Items from a dataset
>>

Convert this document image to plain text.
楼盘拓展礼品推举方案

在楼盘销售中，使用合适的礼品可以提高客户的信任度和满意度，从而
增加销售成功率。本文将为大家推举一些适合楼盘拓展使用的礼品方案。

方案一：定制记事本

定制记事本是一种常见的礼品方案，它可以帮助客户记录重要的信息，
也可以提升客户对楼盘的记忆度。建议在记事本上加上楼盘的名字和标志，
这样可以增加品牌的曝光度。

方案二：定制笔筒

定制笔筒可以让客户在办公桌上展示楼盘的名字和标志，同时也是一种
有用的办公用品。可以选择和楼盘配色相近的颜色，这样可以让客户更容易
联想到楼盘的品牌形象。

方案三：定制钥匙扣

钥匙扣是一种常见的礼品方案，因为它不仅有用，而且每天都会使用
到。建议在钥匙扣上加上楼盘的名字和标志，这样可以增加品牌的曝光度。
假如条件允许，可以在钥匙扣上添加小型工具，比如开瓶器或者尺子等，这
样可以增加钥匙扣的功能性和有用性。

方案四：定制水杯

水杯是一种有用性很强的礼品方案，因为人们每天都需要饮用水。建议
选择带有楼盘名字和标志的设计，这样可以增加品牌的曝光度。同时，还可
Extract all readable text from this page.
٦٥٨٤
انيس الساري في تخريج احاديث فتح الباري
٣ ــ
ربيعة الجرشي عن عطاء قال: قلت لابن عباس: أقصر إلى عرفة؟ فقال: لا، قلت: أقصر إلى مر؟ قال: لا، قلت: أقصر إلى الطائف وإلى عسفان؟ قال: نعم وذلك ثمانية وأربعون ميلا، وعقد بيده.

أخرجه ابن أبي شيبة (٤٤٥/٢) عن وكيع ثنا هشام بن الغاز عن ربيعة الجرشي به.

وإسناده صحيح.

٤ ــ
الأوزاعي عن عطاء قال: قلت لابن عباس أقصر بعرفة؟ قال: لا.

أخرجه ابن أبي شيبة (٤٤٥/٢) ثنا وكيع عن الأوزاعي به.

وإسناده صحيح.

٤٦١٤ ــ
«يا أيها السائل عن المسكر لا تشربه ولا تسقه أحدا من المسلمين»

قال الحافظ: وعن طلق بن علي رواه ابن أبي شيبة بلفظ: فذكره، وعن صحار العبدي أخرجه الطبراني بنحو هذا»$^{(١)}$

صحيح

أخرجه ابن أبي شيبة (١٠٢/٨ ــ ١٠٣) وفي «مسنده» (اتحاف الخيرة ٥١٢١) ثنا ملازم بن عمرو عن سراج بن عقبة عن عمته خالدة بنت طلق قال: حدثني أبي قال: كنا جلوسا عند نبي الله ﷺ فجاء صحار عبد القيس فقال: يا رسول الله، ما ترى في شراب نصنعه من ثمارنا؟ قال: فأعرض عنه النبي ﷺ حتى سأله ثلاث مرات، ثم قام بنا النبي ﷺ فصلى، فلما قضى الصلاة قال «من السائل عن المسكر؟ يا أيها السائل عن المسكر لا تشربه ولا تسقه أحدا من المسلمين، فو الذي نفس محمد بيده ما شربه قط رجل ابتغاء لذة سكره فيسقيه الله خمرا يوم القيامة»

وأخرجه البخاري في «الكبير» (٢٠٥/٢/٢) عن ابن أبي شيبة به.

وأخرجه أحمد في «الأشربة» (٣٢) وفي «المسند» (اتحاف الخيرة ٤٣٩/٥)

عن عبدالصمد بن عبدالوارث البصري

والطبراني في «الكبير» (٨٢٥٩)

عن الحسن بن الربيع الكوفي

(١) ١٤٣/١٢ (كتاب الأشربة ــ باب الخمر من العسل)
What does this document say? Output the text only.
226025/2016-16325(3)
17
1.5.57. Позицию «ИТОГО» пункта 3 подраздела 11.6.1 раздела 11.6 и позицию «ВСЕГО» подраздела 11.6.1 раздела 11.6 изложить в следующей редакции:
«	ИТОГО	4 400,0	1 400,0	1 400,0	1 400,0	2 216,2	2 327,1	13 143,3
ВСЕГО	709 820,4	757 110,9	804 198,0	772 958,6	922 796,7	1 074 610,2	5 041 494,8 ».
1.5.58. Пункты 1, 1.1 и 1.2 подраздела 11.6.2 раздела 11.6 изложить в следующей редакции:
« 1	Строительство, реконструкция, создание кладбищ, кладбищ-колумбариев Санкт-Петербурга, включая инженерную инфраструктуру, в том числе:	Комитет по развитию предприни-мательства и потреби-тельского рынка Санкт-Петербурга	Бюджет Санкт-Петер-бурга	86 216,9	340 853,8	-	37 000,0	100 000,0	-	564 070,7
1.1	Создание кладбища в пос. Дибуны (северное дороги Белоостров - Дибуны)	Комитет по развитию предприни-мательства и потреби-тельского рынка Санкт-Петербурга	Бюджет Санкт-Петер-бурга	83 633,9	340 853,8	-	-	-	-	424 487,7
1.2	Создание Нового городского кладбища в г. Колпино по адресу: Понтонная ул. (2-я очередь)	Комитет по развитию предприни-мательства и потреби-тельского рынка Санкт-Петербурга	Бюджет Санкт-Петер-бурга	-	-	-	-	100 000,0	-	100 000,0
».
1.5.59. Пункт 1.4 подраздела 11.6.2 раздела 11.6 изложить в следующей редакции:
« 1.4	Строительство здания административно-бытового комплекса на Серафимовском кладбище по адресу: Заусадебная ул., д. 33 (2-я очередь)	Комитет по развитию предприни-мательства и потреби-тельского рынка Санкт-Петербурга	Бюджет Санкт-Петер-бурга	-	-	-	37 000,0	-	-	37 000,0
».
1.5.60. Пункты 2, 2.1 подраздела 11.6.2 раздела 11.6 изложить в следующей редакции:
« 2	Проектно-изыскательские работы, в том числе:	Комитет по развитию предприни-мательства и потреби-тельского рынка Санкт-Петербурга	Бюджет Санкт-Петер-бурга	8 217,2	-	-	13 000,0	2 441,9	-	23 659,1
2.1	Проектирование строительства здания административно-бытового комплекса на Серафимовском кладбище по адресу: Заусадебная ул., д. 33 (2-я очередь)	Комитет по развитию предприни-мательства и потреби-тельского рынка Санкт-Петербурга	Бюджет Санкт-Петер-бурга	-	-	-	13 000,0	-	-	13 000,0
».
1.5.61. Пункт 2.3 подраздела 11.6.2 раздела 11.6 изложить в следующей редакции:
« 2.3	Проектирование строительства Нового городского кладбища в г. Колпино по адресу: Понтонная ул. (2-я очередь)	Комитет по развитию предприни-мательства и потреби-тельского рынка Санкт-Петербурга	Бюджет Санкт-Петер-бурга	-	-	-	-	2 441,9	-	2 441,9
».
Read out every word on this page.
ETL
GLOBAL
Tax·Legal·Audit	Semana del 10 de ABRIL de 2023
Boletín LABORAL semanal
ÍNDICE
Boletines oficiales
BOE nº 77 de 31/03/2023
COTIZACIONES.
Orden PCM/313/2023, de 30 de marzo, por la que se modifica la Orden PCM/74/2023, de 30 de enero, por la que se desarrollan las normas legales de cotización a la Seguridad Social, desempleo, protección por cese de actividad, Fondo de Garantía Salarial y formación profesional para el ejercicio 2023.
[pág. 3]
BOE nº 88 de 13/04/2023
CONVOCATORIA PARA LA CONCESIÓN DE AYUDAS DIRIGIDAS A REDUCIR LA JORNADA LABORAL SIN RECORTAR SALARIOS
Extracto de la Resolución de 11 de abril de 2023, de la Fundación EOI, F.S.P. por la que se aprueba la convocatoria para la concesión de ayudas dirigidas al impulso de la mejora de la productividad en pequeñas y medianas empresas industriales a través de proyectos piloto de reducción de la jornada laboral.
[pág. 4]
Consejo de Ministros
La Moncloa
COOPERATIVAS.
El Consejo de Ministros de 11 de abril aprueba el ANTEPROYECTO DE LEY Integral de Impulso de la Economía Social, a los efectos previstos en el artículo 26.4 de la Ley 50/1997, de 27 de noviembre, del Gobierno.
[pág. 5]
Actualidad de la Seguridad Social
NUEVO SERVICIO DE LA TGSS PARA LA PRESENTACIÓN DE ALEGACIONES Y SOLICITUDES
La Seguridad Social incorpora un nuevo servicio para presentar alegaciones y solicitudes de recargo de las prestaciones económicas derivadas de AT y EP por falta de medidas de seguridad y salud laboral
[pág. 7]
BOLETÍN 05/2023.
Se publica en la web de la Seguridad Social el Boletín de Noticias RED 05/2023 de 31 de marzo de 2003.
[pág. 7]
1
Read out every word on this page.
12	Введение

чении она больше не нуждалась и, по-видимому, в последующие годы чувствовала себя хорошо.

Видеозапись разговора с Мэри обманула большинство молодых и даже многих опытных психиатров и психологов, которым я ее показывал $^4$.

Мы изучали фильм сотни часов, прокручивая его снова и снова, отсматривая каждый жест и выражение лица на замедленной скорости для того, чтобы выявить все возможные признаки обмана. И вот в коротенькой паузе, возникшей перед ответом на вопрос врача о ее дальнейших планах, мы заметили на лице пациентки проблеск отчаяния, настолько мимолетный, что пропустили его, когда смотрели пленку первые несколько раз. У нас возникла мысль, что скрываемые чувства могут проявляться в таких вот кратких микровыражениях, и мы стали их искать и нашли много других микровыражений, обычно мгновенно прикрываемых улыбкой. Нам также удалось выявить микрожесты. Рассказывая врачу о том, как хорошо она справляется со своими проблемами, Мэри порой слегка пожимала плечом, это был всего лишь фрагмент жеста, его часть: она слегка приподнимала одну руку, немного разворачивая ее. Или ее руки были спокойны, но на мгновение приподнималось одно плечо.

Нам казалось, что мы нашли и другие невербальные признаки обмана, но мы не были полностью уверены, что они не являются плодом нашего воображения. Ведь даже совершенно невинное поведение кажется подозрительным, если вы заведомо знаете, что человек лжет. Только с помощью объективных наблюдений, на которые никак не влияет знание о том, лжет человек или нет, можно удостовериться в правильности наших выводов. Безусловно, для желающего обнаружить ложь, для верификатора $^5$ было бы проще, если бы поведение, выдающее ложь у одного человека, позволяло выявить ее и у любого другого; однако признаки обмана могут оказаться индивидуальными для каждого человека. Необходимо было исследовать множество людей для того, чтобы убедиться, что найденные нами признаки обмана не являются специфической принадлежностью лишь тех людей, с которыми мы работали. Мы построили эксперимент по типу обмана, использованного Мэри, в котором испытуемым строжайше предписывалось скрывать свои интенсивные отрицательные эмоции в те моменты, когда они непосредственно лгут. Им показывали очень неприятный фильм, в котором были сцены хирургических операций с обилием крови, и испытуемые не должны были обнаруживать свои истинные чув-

<<

Problem details: In the records, locate each line holding the string "الأوزاعي" and copy it.

Final answer:
الأوزاعي عن عطاء قال: قلت لابن عباس أقصر بعرفة؟ قال: لا.
أخرجه ابن أبي شيبة (٤٤٥/٢) ثنا وكيع عن الأوزاعي به.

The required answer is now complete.